_WRITTEN TASK_: Identify and copy all lines of the material where the string "Mexico" is found.

_AVAILABLE RECORDS_:

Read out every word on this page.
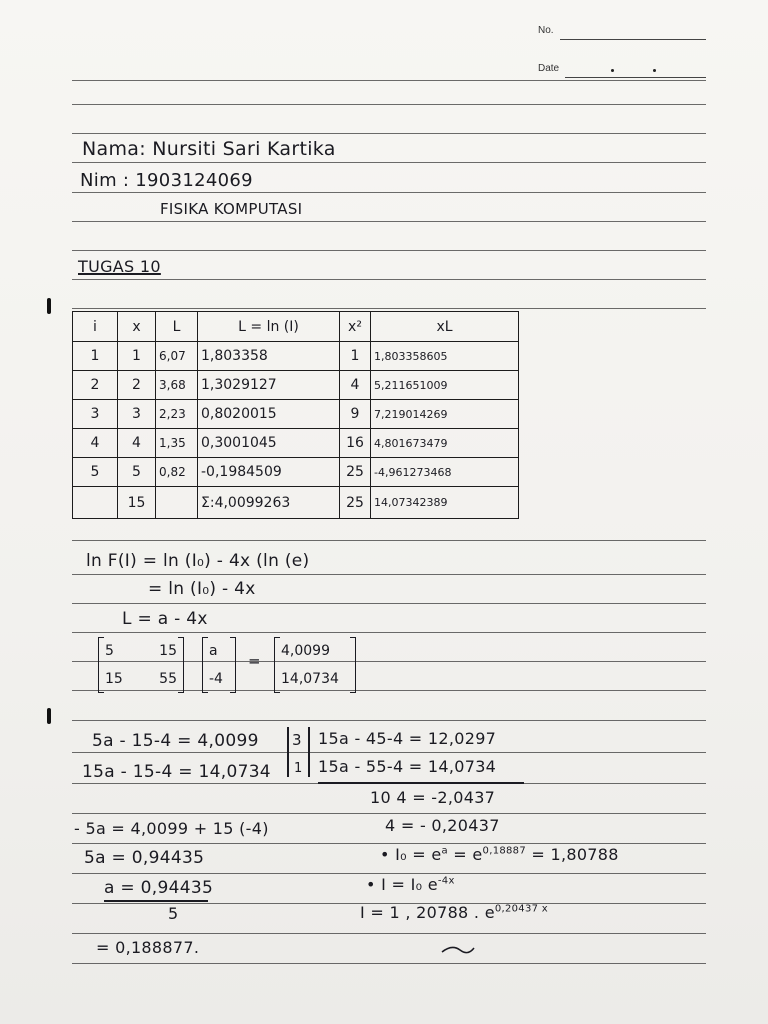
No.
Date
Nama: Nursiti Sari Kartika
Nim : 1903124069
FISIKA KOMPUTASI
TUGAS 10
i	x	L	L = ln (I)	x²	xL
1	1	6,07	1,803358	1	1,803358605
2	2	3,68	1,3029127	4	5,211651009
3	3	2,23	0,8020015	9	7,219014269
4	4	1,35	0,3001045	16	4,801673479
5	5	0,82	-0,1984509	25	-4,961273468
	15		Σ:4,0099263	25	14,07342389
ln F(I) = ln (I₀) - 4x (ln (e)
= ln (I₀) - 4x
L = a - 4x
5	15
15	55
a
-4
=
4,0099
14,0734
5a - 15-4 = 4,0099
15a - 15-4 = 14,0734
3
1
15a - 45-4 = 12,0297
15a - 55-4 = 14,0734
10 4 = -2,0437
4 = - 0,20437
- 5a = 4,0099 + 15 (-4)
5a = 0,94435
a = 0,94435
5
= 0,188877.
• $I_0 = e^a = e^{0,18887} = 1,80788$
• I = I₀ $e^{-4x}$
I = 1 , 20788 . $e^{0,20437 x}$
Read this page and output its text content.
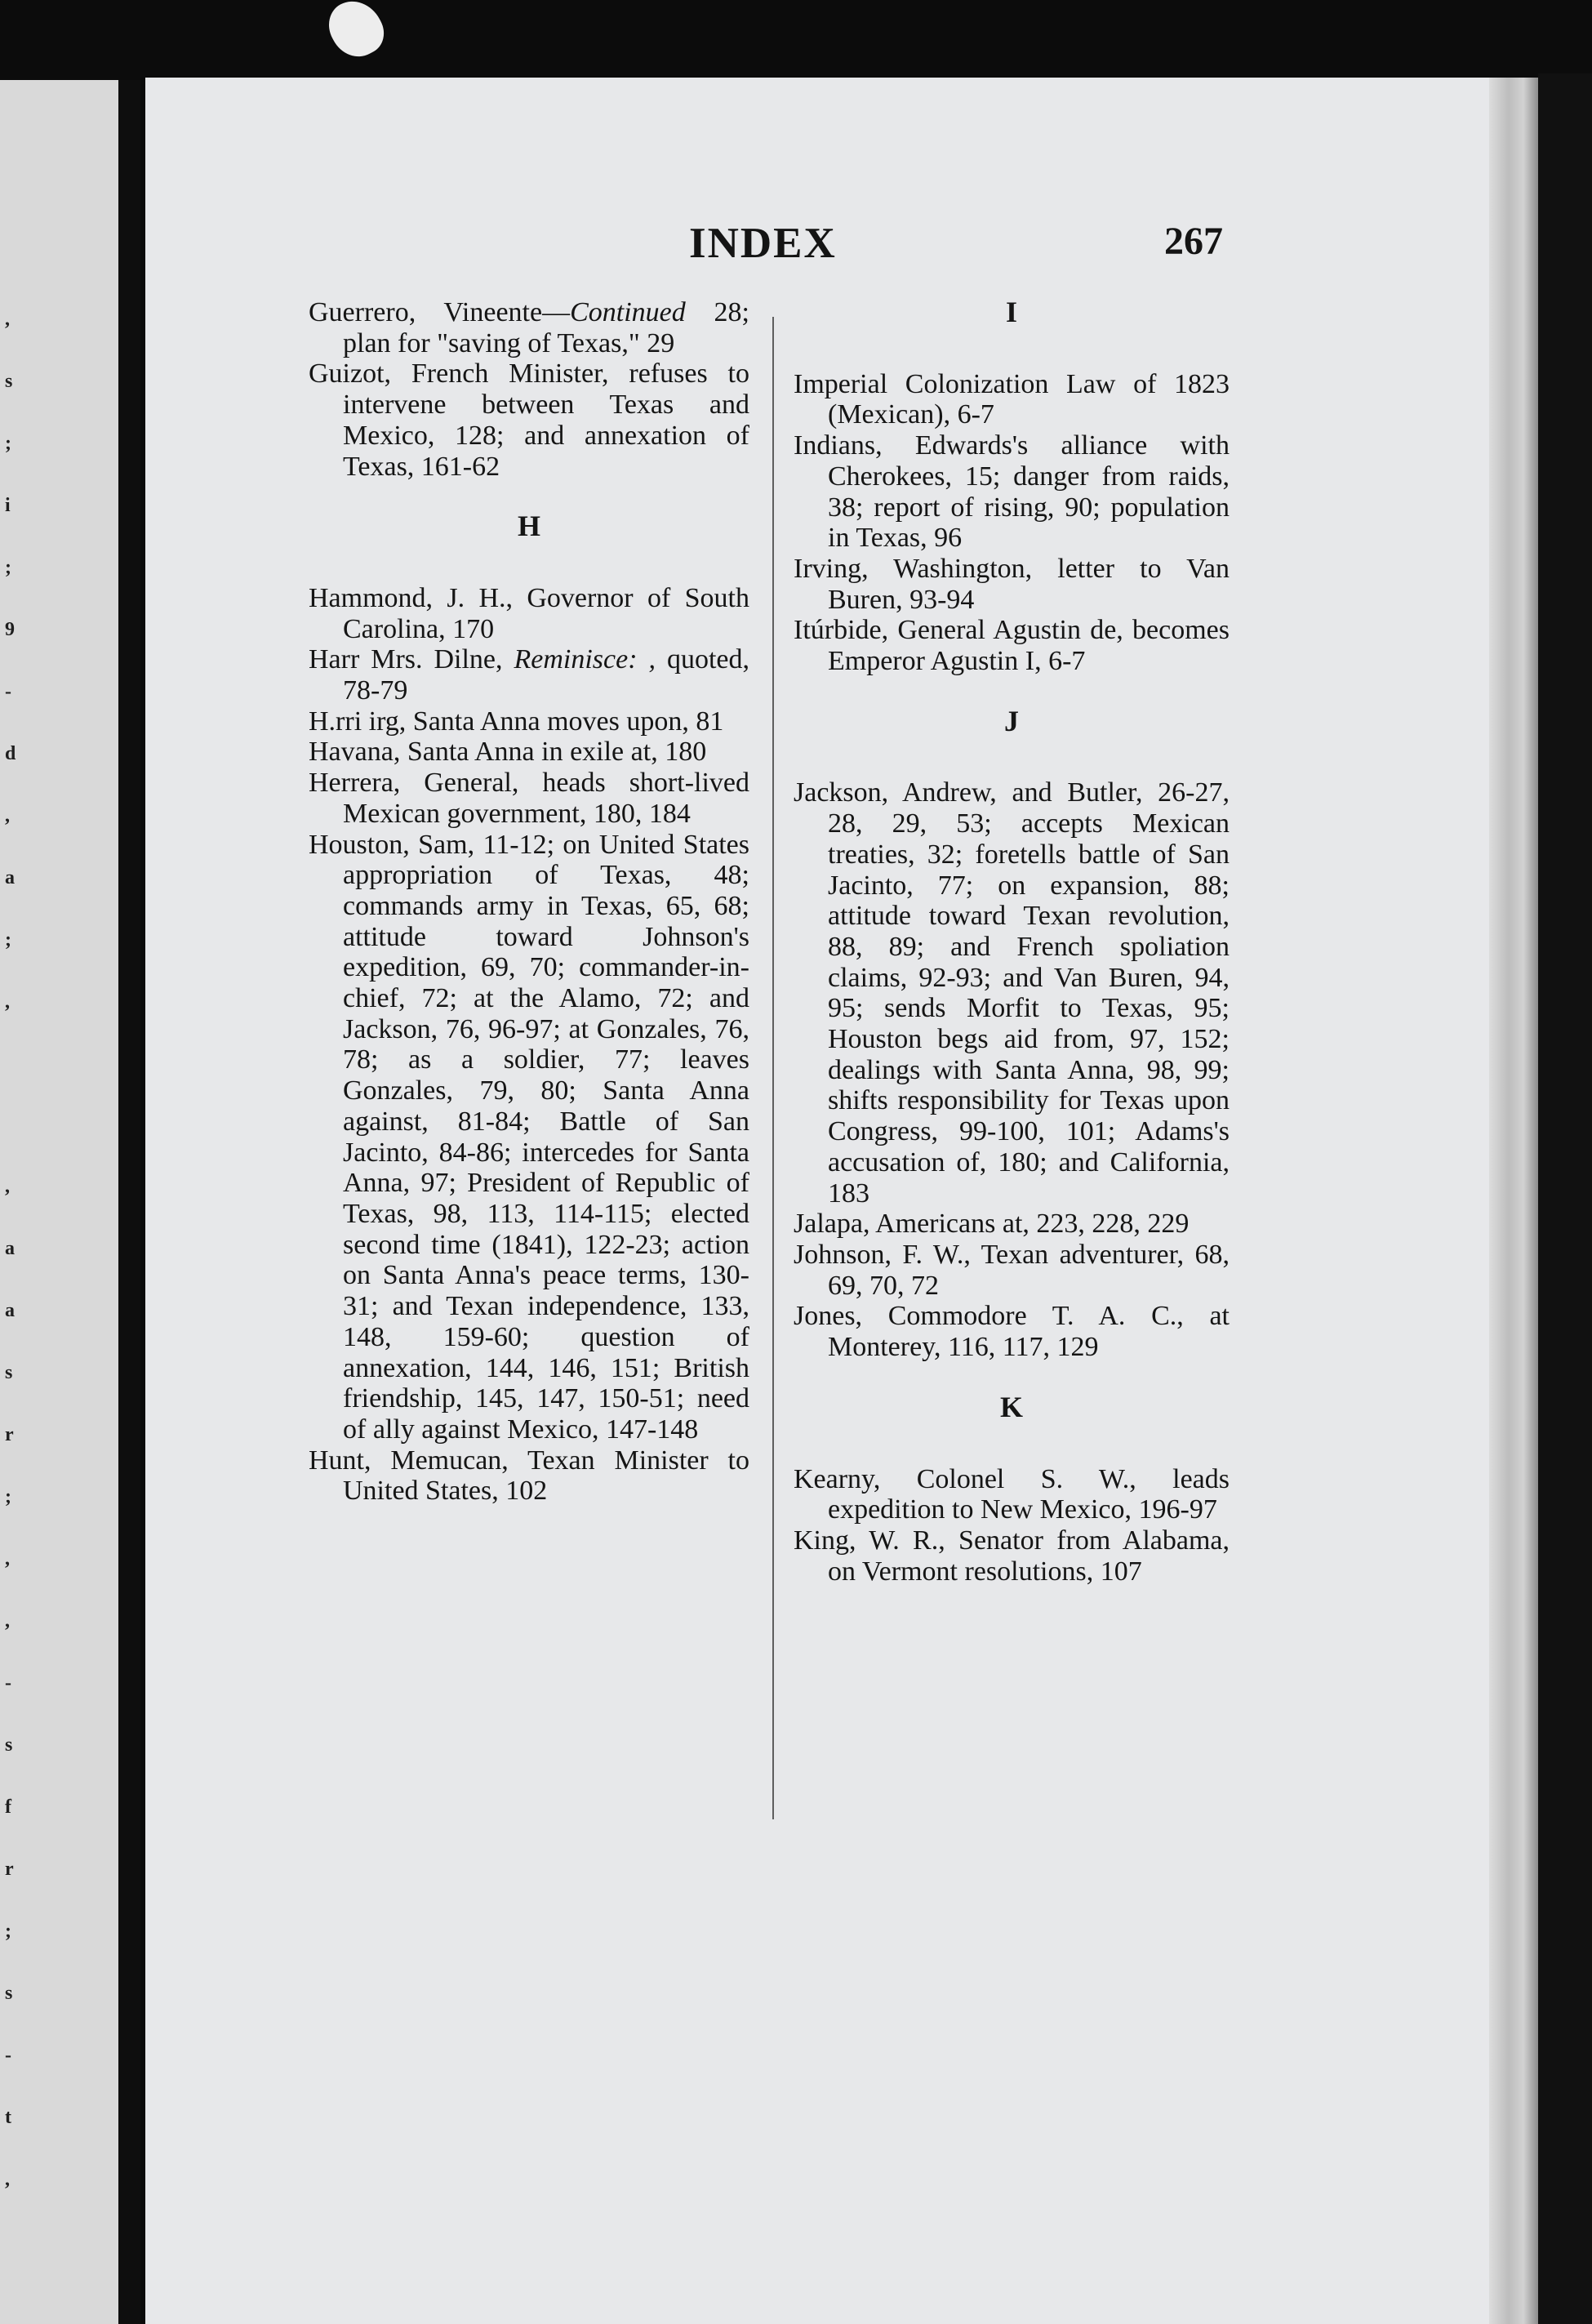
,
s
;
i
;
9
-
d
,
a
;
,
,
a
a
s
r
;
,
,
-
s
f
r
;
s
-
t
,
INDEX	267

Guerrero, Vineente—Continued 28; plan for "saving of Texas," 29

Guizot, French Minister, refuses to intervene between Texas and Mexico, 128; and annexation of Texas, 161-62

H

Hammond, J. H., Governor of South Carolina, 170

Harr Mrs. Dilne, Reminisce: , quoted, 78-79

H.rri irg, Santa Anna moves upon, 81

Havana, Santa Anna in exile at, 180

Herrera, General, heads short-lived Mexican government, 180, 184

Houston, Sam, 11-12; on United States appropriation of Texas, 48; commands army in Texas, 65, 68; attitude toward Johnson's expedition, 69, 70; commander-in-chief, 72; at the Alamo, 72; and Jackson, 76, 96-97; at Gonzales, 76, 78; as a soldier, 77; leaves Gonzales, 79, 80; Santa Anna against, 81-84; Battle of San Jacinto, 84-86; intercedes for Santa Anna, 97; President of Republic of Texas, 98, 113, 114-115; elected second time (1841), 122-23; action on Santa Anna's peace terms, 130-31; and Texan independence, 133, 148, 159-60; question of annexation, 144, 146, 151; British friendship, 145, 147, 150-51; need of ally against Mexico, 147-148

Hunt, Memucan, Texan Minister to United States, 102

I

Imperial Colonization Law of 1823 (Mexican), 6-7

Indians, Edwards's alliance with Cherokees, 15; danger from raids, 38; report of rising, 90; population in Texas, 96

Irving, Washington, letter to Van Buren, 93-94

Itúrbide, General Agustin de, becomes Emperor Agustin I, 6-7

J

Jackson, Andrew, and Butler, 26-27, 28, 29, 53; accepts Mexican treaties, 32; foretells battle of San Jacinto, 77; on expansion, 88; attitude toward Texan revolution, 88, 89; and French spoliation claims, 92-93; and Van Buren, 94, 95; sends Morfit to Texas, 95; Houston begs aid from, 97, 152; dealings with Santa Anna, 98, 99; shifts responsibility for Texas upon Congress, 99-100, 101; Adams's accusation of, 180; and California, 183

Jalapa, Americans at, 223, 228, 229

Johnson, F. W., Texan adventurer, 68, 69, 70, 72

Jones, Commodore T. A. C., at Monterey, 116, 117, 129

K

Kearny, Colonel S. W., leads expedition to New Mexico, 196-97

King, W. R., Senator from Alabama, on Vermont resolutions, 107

_WORKED SOLUTION_:
Guizot, French Minister, refuses to intervene between Texas and Mexico, 128; and annexation of Texas, 161-62
Houston, Sam, 11-12; on United States appropriation of Texas, 48; commands army in Texas, 65, 68; attitude toward Johnson's expedition, 69, 70; commander-in-chief, 72; at the Alamo, 72; and Jackson, 76, 96-97; at Gonzales, 76, 78; as a soldier, 77; leaves Gonzales, 79, 80; Santa Anna against, 81-84; Battle of San Jacinto, 84-86; intercedes for Santa Anna, 97; President of Republic of Texas, 98, 113, 114-115; elected second time (1841), 122-23; action on Santa Anna's peace terms, 130-31; and Texan independence, 133, 148, 159-60; question of annexation, 144, 146, 151; British friendship, 145, 147, 150-51; need of ally against Mexico, 147-148
Kearny, Colonel S. W., leads expedition to New Mexico, 196-97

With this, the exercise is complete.